[Directions]
Extract each line from the entries below that has the string "para" in it.

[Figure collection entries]
++++++
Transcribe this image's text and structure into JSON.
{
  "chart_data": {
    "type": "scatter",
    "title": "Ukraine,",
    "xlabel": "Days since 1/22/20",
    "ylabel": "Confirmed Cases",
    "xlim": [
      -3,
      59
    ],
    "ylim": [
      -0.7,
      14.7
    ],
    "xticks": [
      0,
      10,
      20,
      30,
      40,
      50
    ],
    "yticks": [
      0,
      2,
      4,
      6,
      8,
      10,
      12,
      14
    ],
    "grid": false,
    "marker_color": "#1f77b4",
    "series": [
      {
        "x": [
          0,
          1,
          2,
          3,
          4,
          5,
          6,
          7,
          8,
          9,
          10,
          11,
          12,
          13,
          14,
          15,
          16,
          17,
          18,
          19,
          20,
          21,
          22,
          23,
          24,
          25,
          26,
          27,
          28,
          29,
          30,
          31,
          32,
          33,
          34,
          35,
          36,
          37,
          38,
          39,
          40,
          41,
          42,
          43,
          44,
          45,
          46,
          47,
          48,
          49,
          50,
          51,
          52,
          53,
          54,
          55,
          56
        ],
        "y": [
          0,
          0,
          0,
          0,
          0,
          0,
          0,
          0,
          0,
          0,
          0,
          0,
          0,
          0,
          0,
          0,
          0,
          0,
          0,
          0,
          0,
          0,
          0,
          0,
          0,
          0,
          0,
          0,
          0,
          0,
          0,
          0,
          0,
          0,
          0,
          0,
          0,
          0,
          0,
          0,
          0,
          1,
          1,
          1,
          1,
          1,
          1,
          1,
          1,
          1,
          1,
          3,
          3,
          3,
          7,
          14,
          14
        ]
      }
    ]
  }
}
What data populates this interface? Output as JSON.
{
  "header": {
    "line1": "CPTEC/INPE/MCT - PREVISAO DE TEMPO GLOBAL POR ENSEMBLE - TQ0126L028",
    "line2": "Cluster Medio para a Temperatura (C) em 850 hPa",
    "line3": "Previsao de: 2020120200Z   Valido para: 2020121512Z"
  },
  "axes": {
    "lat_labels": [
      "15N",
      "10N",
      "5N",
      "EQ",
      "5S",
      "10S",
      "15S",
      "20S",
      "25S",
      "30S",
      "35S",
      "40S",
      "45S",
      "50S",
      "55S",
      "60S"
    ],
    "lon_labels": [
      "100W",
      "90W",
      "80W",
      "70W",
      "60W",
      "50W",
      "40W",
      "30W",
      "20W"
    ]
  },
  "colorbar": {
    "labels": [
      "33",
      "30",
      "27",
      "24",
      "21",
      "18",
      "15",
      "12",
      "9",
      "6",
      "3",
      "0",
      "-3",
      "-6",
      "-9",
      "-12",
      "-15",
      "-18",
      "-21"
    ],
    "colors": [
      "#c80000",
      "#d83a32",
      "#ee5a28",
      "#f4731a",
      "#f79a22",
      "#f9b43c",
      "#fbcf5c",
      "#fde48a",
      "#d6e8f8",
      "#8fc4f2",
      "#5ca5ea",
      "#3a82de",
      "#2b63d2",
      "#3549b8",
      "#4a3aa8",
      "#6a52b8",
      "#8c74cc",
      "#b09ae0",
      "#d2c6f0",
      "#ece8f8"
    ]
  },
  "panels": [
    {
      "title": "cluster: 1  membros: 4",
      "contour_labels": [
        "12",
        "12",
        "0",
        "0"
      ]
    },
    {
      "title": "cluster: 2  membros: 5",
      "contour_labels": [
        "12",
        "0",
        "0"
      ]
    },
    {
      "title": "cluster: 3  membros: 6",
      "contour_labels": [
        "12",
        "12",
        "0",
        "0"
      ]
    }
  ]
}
++++++
[Task response]
    "line2": "Cluster Medio para a Temperatura (C) em 850 hPa",
    "line3": "Previsao de: 2020120200Z   Valido para: 2020121512Z"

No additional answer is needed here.